┌────────

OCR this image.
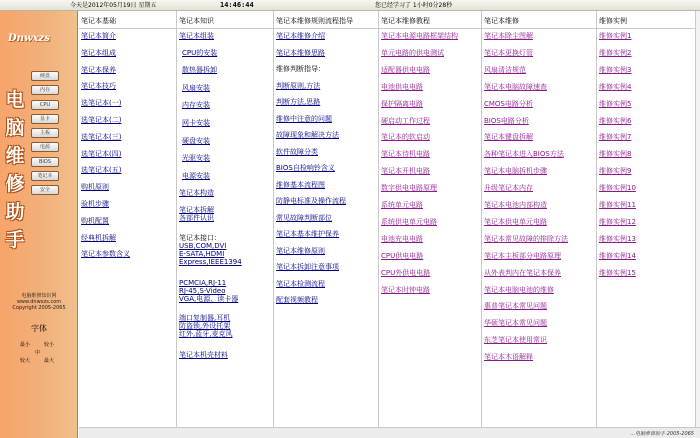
今天是2012年05月19日 星期五	14:46:44	您已经学习了 1小时0分28秒
Dnwxzs
电
脑
维
修
助
手
硬盘
内存
CPU
显卡
主板
电源
BIOS
笔记本
安全
电脑维修知识网
www.dnwxzs.com
Copyright 2005-2065
字体
最小	较小
中
较大	最大
笔记本基础
笔记本简介
笔记本组成
笔记本保养
笔记本技巧
选笔记本(一)
选笔记本(二)
选笔记本(三)
选笔记本(四)
选笔记本(五)
购机原则
验机步骤
购机配置
经典机拆解
笔记本参数含义
笔记本知识
笔记本组装
CPU的安装
散热器拆卸
风扇安装
内存安装
网卡安装
硬盘安装
光驱安装
电源安装
笔记本构造
笔记本拆解
各部件认识
笔记本接口：
USB,COM,DVI
E-SATA,HDMI
Express,IEEE1394
PCMCIA,RJ-11
RJ-45,S-Video
VGA,电源、读卡器
端口复制器,耳机
防盗锁,外设托架
红外,蓝牙,麦克风
笔记本机壳材料
笔记本维修规则流程指导
笔记本维修介绍
笔记本维修思路
维修判断指导：
判断原则,方法
判断方法,思路
维修中注意的问题
故障现象和解决方法
软件故障分类
BIOS自检响铃含义
维修基本流程图
防静电标准及操作流程
常见故障判断部位
笔记本基本维护保养
笔记本维修原则
笔记本拆卸注意事项
笔记本检测流程
配套视频教程
笔记本维修教程
笔记本电源电路框架结构
单元电路的供电测试
适配器供电电路
电池供电电路
保护隔离电路
硬启动工作过程
笔记本的软启动
笔记本待机电路
笔记本开机电路
数字供电电路原理
系统单元电路
系统供电单元电路
电池充电电路
CPU供电电路
CPU外供电电路
笔记本时钟电路
笔记本维修
笔记本除尘图解
笔记本更换灯管
风扇清洁规范
笔记本电脑故障速查
CMOS电路分析
BIOS电路分析
笔记本键盘拆解
各种笔记本进入BIOS方法
笔记本电脑拆机步骤
升级笔记本内存
笔记本电池内部构造
笔记本供电单元电路
笔记本常见故障的排除方法
笔记本主板部分电路原理
从外表判内在笔记本保养
笔记本电脑电池的维修
惠普笔记本常见问题
华硕笔记本常见问题
东芝笔记本使用常识
笔记本木语解释
维修实例
维修实例1
维修实例2
维修实例3
维修实例4
维修实例5
维修实例6
维修实例7
维修实例8
维修实例9
维修实例10
维修实例11
维修实例12
维修实例13
维修实例14
维修实例15
...电脑维修助手 2005-2065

└────────

Your instructions ▸ Leaving aside the images, write out the entries above word for word.

Result of this exercise ▸
OCR this image.
今天是2012年05月19日 星期五	14:46:44	您已经学习了 1小时0分28秒
Dnwxzs
电
脑
维
修
助
手
硬盘
内存
CPU
显卡
主板
电源
BIOS
笔记本
安全
电脑维修知识网
www.dnwxzs.com
Copyright 2005-2065
字体
最小	较小
中
较大	最大
笔记本基础
笔记本简介
笔记本组成
笔记本保养
笔记本技巧
选笔记本(一)
选笔记本(二)
选笔记本(三)
选笔记本(四)
选笔记本(五)
购机原则
验机步骤
购机配置
经典机拆解
笔记本参数含义
笔记本知识
笔记本组装
CPU的安装
散热器拆卸
风扇安装
内存安装
网卡安装
硬盘安装
光驱安装
电源安装
笔记本构造
笔记本拆解
各部件认识
笔记本接口：
USB,COM,DVI
E-SATA,HDMI
Express,IEEE1394
PCMCIA,RJ-11
RJ-45,S-Video
VGA,电源、读卡器
端口复制器,耳机
防盗锁,外设托架
红外,蓝牙,麦克风
笔记本机壳材料
笔记本维修规则流程指导
笔记本维修介绍
笔记本维修思路
维修判断指导：
判断原则,方法
判断方法,思路
维修中注意的问题
故障现象和解决方法
软件故障分类
BIOS自检响铃含义
维修基本流程图
防静电标准及操作流程
常见故障判断部位
笔记本基本维护保养
笔记本维修原则
笔记本拆卸注意事项
笔记本检测流程
配套视频教程
笔记本维修教程
笔记本电源电路框架结构
单元电路的供电测试
适配器供电电路
电池供电电路
保护隔离电路
硬启动工作过程
笔记本的软启动
笔记本待机电路
笔记本开机电路
数字供电电路原理
系统单元电路
系统供电单元电路
电池充电电路
CPU供电电路
CPU外供电电路
笔记本时钟电路
笔记本维修
笔记本除尘图解
笔记本更换灯管
风扇清洁规范
笔记本电脑故障速查
CMOS电路分析
BIOS电路分析
笔记本键盘拆解
各种笔记本进入BIOS方法
笔记本电脑拆机步骤
升级笔记本内存
笔记本电池内部构造
笔记本供电单元电路
笔记本常见故障的排除方法
笔记本主板部分电路原理
从外表判内在笔记本保养
笔记本电脑电池的维修
惠普笔记本常见问题
华硕笔记本常见问题
东芝笔记本使用常识
笔记本木语解释
维修实例
维修实例1
维修实例2
维修实例3
维修实例4
维修实例5
维修实例6
维修实例7
维修实例8
维修实例9
维修实例10
维修实例11
维修实例12
维修实例13
维修实例14
维修实例15
...电脑维修助手 2005-2065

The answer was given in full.